⟨

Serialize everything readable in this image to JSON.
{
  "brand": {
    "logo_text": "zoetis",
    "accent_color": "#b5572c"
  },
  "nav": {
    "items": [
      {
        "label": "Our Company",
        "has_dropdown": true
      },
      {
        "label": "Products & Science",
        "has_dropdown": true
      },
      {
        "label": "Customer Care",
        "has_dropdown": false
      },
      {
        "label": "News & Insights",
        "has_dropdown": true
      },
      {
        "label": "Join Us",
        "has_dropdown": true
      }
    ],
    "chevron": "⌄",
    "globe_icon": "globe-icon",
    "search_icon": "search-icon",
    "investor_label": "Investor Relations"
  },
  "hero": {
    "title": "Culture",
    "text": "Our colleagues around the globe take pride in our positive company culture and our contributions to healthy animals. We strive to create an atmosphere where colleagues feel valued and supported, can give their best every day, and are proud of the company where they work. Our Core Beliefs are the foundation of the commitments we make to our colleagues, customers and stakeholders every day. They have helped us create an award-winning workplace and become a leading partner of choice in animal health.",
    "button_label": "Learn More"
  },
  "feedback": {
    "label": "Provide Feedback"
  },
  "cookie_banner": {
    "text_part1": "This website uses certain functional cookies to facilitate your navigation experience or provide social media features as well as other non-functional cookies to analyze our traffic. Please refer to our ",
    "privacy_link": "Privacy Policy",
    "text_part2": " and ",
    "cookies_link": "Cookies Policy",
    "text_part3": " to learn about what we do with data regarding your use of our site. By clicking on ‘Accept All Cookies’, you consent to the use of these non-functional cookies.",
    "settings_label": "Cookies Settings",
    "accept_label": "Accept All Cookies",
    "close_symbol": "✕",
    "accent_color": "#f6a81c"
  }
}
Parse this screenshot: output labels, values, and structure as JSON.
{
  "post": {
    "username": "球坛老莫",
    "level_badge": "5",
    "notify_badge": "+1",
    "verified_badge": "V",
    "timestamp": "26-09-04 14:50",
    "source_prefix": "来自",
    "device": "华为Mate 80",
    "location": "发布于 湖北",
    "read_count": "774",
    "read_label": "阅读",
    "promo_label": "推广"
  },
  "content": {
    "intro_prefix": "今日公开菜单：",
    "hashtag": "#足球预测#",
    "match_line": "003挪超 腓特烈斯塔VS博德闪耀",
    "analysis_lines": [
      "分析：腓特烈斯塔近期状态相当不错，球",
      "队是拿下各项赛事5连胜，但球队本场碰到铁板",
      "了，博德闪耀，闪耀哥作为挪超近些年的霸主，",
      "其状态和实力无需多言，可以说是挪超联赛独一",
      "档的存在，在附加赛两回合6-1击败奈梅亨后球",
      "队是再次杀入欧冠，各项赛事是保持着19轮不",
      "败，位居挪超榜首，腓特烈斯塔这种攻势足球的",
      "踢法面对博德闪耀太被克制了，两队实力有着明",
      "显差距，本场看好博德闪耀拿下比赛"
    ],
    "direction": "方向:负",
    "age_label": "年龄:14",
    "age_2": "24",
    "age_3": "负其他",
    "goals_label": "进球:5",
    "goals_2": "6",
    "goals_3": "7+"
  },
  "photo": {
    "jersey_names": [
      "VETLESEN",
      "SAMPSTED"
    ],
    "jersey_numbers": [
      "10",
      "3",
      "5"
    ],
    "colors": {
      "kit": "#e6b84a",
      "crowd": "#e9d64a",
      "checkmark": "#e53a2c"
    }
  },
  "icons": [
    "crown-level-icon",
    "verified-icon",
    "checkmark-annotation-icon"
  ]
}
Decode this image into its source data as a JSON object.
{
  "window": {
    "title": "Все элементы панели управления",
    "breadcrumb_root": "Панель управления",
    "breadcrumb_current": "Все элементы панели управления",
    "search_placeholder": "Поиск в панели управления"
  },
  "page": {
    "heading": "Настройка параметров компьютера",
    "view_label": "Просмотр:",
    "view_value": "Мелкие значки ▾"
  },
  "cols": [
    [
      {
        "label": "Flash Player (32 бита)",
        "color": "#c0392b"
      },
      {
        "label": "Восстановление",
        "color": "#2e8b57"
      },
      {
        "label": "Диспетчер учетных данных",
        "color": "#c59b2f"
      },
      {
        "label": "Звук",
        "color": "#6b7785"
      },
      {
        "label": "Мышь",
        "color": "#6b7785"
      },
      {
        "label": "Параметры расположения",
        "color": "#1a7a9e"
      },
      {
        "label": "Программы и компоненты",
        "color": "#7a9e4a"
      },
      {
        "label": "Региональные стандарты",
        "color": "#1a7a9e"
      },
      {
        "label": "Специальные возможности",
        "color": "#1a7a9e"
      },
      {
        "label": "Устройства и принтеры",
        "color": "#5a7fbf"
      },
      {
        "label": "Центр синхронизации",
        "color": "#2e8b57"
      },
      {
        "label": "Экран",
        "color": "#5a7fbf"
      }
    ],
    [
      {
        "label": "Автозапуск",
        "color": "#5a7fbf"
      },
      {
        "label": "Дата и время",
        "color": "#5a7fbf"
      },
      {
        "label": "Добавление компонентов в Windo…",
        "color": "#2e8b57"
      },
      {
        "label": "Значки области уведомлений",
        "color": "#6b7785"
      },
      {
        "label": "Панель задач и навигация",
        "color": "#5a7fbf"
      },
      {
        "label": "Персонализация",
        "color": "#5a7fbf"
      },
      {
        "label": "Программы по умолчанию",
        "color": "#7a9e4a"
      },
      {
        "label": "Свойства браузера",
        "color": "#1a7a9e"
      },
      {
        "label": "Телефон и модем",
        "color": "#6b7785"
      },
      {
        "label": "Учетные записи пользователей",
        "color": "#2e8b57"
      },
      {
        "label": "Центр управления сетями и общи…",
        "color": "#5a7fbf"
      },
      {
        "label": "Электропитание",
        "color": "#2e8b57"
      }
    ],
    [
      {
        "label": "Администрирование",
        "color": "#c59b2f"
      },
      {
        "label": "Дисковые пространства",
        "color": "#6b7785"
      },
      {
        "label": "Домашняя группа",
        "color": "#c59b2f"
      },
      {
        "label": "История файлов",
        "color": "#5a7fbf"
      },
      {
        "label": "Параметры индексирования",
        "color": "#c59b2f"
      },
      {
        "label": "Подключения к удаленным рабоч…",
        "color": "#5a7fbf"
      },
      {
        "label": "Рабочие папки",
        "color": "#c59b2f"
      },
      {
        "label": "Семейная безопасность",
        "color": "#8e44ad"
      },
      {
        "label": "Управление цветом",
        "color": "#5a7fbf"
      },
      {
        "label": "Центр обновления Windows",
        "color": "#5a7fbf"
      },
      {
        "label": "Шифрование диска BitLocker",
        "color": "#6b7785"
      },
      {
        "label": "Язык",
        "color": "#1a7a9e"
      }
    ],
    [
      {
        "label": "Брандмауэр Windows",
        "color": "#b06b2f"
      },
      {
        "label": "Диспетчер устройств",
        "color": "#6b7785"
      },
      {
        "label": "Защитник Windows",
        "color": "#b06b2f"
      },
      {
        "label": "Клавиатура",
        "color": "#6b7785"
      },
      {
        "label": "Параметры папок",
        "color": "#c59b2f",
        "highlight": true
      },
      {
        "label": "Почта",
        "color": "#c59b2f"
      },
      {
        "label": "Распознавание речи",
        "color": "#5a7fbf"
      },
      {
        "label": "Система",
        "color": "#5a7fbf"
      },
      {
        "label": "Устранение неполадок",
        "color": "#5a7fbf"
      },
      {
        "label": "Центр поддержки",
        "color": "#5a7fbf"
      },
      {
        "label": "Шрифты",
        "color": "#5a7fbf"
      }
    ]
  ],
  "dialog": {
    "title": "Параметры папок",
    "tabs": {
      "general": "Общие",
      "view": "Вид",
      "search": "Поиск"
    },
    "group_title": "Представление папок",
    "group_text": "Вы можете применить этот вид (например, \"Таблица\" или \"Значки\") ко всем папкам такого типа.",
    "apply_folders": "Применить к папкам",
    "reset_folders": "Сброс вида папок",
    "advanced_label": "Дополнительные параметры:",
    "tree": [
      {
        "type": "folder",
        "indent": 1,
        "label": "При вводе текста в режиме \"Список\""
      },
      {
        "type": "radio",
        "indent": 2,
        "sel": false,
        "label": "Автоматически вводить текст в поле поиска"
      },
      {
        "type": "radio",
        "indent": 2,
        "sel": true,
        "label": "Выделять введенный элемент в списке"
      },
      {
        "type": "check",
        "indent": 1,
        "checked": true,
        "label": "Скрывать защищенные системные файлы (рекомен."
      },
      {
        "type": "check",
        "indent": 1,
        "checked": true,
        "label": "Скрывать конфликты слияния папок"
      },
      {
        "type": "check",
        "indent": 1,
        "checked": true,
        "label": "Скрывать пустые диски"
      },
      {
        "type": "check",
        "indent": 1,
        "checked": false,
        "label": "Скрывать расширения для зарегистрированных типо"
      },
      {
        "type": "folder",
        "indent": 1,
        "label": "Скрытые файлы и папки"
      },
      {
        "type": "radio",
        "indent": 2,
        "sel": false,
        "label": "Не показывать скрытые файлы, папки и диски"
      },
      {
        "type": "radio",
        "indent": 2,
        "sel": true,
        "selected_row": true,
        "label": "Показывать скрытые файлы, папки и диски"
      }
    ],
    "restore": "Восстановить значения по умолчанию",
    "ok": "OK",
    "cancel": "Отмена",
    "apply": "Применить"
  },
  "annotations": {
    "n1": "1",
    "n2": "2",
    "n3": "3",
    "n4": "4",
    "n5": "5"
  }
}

⟩

What needs to be done: From the entries, copy out each line containing the word "checkmark".

Final result:
      "checkmark": "#e53a2c"
    "checkmark-annotation-icon"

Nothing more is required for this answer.